### RECORDS SUPPLIED
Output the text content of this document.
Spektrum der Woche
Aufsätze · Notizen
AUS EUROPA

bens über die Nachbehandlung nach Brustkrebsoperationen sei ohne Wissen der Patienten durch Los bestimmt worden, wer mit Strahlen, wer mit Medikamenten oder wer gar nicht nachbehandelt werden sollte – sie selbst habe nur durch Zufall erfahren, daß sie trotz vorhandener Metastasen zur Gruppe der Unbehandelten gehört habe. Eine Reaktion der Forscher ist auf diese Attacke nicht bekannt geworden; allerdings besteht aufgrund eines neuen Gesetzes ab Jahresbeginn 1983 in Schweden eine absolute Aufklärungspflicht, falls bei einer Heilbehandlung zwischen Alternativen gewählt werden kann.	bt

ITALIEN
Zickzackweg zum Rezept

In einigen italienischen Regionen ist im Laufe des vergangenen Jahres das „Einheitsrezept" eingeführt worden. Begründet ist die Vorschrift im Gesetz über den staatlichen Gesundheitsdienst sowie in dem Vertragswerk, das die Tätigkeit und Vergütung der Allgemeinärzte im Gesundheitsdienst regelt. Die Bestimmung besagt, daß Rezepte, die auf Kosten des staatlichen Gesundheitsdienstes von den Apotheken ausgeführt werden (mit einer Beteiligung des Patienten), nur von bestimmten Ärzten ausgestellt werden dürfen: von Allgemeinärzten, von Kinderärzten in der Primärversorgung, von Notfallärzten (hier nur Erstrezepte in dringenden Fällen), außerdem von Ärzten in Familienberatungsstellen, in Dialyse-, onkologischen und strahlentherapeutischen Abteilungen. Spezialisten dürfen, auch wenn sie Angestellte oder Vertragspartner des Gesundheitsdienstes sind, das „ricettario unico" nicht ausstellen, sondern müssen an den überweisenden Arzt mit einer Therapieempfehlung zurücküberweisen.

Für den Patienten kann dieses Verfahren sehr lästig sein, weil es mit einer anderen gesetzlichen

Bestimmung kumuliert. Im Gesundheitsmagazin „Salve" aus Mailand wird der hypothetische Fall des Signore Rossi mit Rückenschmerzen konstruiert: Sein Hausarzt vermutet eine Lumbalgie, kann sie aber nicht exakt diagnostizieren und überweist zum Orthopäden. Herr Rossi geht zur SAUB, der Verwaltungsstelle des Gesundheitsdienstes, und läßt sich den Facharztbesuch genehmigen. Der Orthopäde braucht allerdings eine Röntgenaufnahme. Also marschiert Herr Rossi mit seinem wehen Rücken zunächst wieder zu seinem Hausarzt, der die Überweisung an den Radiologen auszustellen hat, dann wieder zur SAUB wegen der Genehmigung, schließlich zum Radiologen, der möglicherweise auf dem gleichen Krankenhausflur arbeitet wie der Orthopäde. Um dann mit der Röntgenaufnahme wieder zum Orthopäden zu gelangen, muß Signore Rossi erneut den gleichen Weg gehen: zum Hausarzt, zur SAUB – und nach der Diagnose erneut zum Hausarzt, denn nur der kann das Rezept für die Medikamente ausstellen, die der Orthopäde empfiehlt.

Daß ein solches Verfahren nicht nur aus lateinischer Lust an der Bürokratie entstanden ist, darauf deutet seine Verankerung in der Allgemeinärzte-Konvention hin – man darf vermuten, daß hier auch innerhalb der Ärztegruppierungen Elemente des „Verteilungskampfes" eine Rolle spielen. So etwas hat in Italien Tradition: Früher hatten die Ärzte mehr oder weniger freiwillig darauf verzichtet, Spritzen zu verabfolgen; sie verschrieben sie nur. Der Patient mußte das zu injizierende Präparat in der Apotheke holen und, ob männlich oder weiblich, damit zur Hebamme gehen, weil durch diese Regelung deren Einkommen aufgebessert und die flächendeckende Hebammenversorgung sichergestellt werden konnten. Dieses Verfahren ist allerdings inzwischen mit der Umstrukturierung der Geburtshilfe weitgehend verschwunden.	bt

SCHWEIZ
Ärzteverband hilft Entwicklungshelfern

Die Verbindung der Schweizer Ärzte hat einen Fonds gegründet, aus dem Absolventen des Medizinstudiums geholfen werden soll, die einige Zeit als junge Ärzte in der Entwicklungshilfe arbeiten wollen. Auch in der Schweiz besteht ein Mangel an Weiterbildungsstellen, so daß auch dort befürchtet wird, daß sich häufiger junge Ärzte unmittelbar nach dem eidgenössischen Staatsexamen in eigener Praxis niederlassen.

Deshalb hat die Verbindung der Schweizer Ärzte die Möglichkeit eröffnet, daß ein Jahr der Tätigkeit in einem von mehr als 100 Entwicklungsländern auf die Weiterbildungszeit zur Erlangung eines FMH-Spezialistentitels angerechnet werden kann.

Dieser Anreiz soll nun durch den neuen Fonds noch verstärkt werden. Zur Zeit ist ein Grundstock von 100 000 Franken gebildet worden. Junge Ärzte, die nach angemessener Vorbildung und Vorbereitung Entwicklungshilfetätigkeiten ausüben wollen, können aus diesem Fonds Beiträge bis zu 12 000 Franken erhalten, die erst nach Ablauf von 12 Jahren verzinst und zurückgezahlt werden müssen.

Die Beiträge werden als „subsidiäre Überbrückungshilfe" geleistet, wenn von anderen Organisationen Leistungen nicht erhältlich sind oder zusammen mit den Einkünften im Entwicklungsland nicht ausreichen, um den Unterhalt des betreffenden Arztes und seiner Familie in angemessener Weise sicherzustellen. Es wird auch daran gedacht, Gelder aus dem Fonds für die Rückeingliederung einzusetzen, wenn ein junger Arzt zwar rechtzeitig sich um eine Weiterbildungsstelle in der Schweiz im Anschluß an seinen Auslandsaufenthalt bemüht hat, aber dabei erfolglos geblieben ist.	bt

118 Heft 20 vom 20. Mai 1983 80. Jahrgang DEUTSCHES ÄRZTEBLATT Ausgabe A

### STATED EXERCISE
Return all of the above records exactly, leaving no line out.

### REPLY
Output the text content of this document.
Spektrum der Woche
Aufsätze · Notizen
AUS EUROPA

bens über die Nachbehandlung nach Brustkrebsoperationen sei ohne Wissen der Patienten durch Los bestimmt worden, wer mit Strahlen, wer mit Medikamenten oder wer gar nicht nachbehandelt werden sollte – sie selbst habe nur durch Zufall erfahren, daß sie trotz vorhandener Metastasen zur Gruppe der Unbehandelten gehört habe. Eine Reaktion der Forscher ist auf diese Attacke nicht bekannt geworden; allerdings besteht aufgrund eines neuen Gesetzes ab Jahresbeginn 1983 in Schweden eine absolute Aufklärungspflicht, falls bei einer Heilbehandlung zwischen Alternativen gewählt werden kann.	bt

ITALIEN
Zickzackweg zum Rezept

In einigen italienischen Regionen ist im Laufe des vergangenen Jahres das „Einheitsrezept" eingeführt worden. Begründet ist die Vorschrift im Gesetz über den staatlichen Gesundheitsdienst sowie in dem Vertragswerk, das die Tätigkeit und Vergütung der Allgemeinärzte im Gesundheitsdienst regelt. Die Bestimmung besagt, daß Rezepte, die auf Kosten des staatlichen Gesundheitsdienstes von den Apotheken ausgeführt werden (mit einer Beteiligung des Patienten), nur von bestimmten Ärzten ausgestellt werden dürfen: von Allgemeinärzten, von Kinderärzten in der Primärversorgung, von Notfallärzten (hier nur Erstrezepte in dringenden Fällen), außerdem von Ärzten in Familienberatungsstellen, in Dialyse-, onkologischen und strahlentherapeutischen Abteilungen. Spezialisten dürfen, auch wenn sie Angestellte oder Vertragspartner des Gesundheitsdienstes sind, das „ricettario unico" nicht ausstellen, sondern müssen an den überweisenden Arzt mit einer Therapieempfehlung zurücküberweisen.

Für den Patienten kann dieses Verfahren sehr lästig sein, weil es mit einer anderen gesetzlichen

Bestimmung kumuliert. Im Gesundheitsmagazin „Salve" aus Mailand wird der hypothetische Fall des Signore Rossi mit Rückenschmerzen konstruiert: Sein Hausarzt vermutet eine Lumbalgie, kann sie aber nicht exakt diagnostizieren und überweist zum Orthopäden. Herr Rossi geht zur SAUB, der Verwaltungsstelle des Gesundheitsdienstes, und läßt sich den Facharztbesuch genehmigen. Der Orthopäde braucht allerdings eine Röntgenaufnahme. Also marschiert Herr Rossi mit seinem wehen Rücken zunächst wieder zu seinem Hausarzt, der die Überweisung an den Radiologen auszustellen hat, dann wieder zur SAUB wegen der Genehmigung, schließlich zum Radiologen, der möglicherweise auf dem gleichen Krankenhausflur arbeitet wie der Orthopäde. Um dann mit der Röntgenaufnahme wieder zum Orthopäden zu gelangen, muß Signore Rossi erneut den gleichen Weg gehen: zum Hausarzt, zur SAUB – und nach der Diagnose erneut zum Hausarzt, denn nur der kann das Rezept für die Medikamente ausstellen, die der Orthopäde empfiehlt.

Daß ein solches Verfahren nicht nur aus lateinischer Lust an der Bürokratie entstanden ist, darauf deutet seine Verankerung in der Allgemeinärzte-Konvention hin – man darf vermuten, daß hier auch innerhalb der Ärztegruppierungen Elemente des „Verteilungskampfes" eine Rolle spielen. So etwas hat in Italien Tradition: Früher hatten die Ärzte mehr oder weniger freiwillig darauf verzichtet, Spritzen zu verabfolgen; sie verschrieben sie nur. Der Patient mußte das zu injizierende Präparat in der Apotheke holen und, ob männlich oder weiblich, damit zur Hebamme gehen, weil durch diese Regelung deren Einkommen aufgebessert und die flächendeckende Hebammenversorgung sichergestellt werden konnten. Dieses Verfahren ist allerdings inzwischen mit der Umstrukturierung der Geburtshilfe weitgehend verschwunden.	bt

SCHWEIZ
Ärzteverband hilft Entwicklungshelfern

Die Verbindung der Schweizer Ärzte hat einen Fonds gegründet, aus dem Absolventen des Medizinstudiums geholfen werden soll, die einige Zeit als junge Ärzte in der Entwicklungshilfe arbeiten wollen. Auch in der Schweiz besteht ein Mangel an Weiterbildungsstellen, so daß auch dort befürchtet wird, daß sich häufiger junge Ärzte unmittelbar nach dem eidgenössischen Staatsexamen in eigener Praxis niederlassen.

Deshalb hat die Verbindung der Schweizer Ärzte die Möglichkeit eröffnet, daß ein Jahr der Tätigkeit in einem von mehr als 100 Entwicklungsländern auf die Weiterbildungszeit zur Erlangung eines FMH-Spezialistentitels angerechnet werden kann.

Dieser Anreiz soll nun durch den neuen Fonds noch verstärkt werden. Zur Zeit ist ein Grundstock von 100 000 Franken gebildet worden. Junge Ärzte, die nach angemessener Vorbildung und Vorbereitung Entwicklungshilfetätigkeiten ausüben wollen, können aus diesem Fonds Beiträge bis zu 12 000 Franken erhalten, die erst nach Ablauf von 12 Jahren verzinst und zurückgezahlt werden müssen.

Die Beiträge werden als „subsidiäre Überbrückungshilfe" geleistet, wenn von anderen Organisationen Leistungen nicht erhältlich sind oder zusammen mit den Einkünften im Entwicklungsland nicht ausreichen, um den Unterhalt des betreffenden Arztes und seiner Familie in angemessener Weise sicherzustellen. Es wird auch daran gedacht, Gelder aus dem Fonds für die Rückeingliederung einzusetzen, wenn ein junger Arzt zwar rechtzeitig sich um eine Weiterbildungsstelle in der Schweiz im Anschluß an seinen Auslandsaufenthalt bemüht hat, aber dabei erfolglos geblieben ist.	bt

118 Heft 20 vom 20. Mai 1983 80. Jahrgang DEUTSCHES ÄRZTEBLATT Ausgabe A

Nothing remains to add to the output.